Разворачиваемся перед кварталом, где живут сунниты. Оппозиционеры кричат по ночам именно там. Но с каждым днем все тише и тише. И военные тут ни при чем. Просто семьи из Валиного района объявили суннитскому кварталу коммерческий бойкот: перестали ходить в их магазины. Это своего рода попытка гражданского восстановления порядка. Сейчас торговцы в суннитских кварталах теряют деньги — а значит, падают котировки революции.

— Мы постоянно слышим про оппозиционеров, но ни одного не видели. Они вообще существуют?

— Вы их и не увидите, — говорит Валя. — Жители «мятежных» кварталов сами разгоняют их в течение пятна­дцати минут.

Каинова печать

Снова Дамаск. Вечер. По городу ездят колонны машин с молодежью, призывающей любить Башара Асада. Мы смотрим на город с горы Касьюн.

— Вот, смотрите, это вход в Пещеру первой крови, место, где Каин убил Авеля, — нотариус Зеяд знакомит нас с достопримечательностями.

Так уж сложилось, что Сирия всегда была местом семейных разборок.

— А еще в этой пещере скрывались сорок праведников, — продолжает Зеяд. — Преследователи замуровали вход, но Господь указал им выход с другой стороны. Правда, есть версия, что они все-таки умерли с голода. Эти праведники позже стали называться «заменителями» — их праведные души из поколения в поколение вселяются в жителей Дамаска и хранят город от всяких напастей.

— Как думаешь, в Башара Асада тоже вселился дух «заменителя»?

Зеяд смеется.

— Сомневаешься?

— Он, конечно, диктатор, — сдается нотариус, — но мягкий, старается исправить все.

У Зеяда свои проблемы, ему не особо хочется думать о революциях. По закону в Сирии можно иметь четырех жен, вот Зеяд и завел себе вторую, а первой ничего не сказал. Жил себе с двумя, у каждой своя квартира. И тут вдруг первой понадобились какие-то юридические бумаги, она стала их искать и обнаружила второе свидетельство о браке. Дома скандал. В итоге Зеяд развелся с новой женой и выплатил ей калым — две тысячи долларов. Вроде все разрулил, а на душе кошки скребут. Мне больше всего нравится, что эти мысли отвлекают его от местных бунтов. Зеяд — маленькое нотариальное подтверждение того, что любовь сильнее войны.

На очередной площади идет прославление Сирии и Башара. Движение перекрыто. Настроение карнавальное: люди постоянно бросаются обниматься — просто так, безо всякой причины. Когда узнают, что мы русские, обнимают по второму кругу. В итоге глашатай у микрофона между кричалками и военно-патриотическими песнями приветствует Россию и русских туристов.

--*--

**Список заданий:**
[A] Какую сумму Зеяд выплатил новой жене при разводе, согласно тексту о Сирии?
[B] Перепишите отрывок текста о Сирии, начиная со слов «Разворачиваемся перед кварталом, где» и заканчивая словами «падают котировки революции.», заменив «коммерческий бойкот» на «торговый бойкот».

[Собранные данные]
--*--

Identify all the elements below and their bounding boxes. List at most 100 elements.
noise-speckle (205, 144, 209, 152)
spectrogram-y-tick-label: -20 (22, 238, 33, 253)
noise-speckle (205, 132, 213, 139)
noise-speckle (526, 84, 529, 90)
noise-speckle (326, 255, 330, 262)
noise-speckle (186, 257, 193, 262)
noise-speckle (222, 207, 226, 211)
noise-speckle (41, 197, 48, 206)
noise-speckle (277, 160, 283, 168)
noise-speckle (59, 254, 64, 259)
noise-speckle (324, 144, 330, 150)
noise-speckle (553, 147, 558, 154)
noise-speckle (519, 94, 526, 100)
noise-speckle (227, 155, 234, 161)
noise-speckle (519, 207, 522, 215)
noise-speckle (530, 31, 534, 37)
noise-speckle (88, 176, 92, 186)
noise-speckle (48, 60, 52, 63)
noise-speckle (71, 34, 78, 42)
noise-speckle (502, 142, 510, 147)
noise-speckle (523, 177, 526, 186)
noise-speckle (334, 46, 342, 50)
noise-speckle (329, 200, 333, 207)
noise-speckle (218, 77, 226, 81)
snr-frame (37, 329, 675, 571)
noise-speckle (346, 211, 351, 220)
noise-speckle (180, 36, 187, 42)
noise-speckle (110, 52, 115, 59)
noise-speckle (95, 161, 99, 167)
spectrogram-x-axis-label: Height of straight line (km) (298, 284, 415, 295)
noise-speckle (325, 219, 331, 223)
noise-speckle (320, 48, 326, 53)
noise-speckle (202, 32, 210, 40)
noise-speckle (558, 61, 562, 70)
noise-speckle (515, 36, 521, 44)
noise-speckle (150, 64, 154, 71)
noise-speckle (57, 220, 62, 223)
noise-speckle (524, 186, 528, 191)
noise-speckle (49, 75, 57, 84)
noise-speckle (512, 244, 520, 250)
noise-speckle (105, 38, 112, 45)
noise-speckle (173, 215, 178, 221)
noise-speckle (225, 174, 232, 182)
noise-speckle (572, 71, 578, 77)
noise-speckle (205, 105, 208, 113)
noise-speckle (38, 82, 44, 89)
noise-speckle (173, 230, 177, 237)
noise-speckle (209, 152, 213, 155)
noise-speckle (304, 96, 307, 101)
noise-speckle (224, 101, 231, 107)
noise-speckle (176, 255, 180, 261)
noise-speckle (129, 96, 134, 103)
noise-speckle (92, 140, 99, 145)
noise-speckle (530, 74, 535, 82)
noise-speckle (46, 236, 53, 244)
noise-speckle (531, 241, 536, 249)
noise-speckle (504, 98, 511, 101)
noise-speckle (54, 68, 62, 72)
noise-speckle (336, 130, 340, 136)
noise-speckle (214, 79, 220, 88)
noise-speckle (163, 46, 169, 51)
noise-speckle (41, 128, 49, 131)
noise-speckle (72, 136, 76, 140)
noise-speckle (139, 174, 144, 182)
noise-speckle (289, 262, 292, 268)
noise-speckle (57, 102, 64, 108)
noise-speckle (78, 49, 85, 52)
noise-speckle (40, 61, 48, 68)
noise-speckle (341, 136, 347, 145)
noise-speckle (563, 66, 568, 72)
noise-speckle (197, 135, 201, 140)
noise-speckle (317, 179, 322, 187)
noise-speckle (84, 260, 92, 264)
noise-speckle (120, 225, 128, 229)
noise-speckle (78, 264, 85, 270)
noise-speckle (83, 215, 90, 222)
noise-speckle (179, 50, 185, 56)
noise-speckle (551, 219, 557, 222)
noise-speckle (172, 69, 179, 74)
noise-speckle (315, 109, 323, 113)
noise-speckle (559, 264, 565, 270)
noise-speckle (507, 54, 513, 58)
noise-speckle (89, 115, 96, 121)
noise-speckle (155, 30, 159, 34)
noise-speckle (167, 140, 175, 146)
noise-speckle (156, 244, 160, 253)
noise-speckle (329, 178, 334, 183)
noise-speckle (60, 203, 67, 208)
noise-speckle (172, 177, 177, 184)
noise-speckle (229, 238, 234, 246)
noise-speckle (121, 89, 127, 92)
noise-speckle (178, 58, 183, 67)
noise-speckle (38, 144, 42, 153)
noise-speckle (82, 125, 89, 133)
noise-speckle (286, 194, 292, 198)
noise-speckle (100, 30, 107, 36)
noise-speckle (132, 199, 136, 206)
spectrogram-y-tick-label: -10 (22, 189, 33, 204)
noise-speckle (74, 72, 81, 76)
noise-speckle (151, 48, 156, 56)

--*--

**Ответы к заданиям:**
[A] Две тысячи долларов.

[B]
Разворачиваемся перед кварталом, где живут сунниты. Оппозиционеры кричат по ночам именно там. Но с каждым днем все тише и тише. И военные тут ни при чем. Просто семьи из Валиного района объявили суннитскому кварталу торговый бойкот: перестали ходить в их магазины. Это своего рода попытка гражданского восстановления порядка. Сейчас торговцы в суннитских кварталах теряют деньги — а значит, падают котировки революции.